**Given information**

-=-=-=-=-

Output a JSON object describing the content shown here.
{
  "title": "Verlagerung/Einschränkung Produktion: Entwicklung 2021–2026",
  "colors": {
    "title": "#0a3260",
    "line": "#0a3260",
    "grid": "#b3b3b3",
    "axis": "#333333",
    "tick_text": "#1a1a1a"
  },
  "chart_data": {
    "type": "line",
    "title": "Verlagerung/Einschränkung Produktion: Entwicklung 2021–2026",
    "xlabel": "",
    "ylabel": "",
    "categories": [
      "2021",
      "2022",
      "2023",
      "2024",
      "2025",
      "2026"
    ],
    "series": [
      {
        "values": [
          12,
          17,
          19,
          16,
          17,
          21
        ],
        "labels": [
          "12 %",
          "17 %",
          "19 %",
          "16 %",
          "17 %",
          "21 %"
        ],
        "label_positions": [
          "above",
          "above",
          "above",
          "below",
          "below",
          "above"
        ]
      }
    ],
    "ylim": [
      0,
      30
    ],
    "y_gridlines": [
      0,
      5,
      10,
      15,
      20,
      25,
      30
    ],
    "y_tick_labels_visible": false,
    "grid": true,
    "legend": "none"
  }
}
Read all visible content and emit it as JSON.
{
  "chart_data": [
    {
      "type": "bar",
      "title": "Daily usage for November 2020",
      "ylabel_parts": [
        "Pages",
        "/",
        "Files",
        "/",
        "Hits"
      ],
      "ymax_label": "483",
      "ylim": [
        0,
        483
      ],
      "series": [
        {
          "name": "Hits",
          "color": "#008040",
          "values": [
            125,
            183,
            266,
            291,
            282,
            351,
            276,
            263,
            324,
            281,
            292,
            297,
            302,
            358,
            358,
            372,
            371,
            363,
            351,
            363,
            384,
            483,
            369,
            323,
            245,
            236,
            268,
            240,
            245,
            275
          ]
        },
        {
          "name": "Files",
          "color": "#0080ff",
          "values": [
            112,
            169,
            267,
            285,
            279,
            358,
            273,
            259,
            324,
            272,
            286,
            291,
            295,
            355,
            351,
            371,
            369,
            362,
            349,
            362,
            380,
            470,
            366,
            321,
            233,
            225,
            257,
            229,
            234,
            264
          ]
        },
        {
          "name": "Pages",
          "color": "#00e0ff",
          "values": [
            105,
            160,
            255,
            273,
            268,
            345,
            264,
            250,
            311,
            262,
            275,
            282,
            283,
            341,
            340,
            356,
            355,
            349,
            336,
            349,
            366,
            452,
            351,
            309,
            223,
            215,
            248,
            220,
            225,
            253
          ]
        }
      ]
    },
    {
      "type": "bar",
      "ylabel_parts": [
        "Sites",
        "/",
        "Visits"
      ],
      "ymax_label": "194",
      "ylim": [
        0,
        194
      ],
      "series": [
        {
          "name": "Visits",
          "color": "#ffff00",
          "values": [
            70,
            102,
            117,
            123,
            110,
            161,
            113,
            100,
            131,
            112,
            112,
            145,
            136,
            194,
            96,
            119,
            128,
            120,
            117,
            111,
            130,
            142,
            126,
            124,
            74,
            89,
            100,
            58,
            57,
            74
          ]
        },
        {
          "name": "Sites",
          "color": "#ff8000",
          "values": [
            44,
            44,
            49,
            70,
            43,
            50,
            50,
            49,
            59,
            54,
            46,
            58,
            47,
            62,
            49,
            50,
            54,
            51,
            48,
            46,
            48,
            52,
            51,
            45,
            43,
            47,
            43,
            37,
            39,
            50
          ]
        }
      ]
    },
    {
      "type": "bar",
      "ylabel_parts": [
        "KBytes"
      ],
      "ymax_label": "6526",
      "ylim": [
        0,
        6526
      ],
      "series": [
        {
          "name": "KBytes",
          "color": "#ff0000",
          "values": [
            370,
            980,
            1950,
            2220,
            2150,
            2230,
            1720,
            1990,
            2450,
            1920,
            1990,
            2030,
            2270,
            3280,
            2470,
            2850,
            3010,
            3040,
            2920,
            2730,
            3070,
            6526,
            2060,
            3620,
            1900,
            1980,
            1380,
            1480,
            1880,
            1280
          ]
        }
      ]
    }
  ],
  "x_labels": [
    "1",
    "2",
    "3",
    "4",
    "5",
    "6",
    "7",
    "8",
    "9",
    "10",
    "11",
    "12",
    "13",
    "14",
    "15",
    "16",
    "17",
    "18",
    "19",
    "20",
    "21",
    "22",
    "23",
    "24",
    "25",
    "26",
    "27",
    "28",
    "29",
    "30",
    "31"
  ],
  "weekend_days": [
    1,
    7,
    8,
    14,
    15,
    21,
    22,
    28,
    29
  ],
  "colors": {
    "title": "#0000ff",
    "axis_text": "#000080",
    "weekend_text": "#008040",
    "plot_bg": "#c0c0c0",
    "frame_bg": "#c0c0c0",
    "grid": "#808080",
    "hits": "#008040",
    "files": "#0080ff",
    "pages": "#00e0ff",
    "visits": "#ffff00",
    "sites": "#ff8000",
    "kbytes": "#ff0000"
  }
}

-=-=-=-=-

**What you will do**
Going through the records above, state how many lines carry "Einschränkung", with no other text.

**Exercise output**
2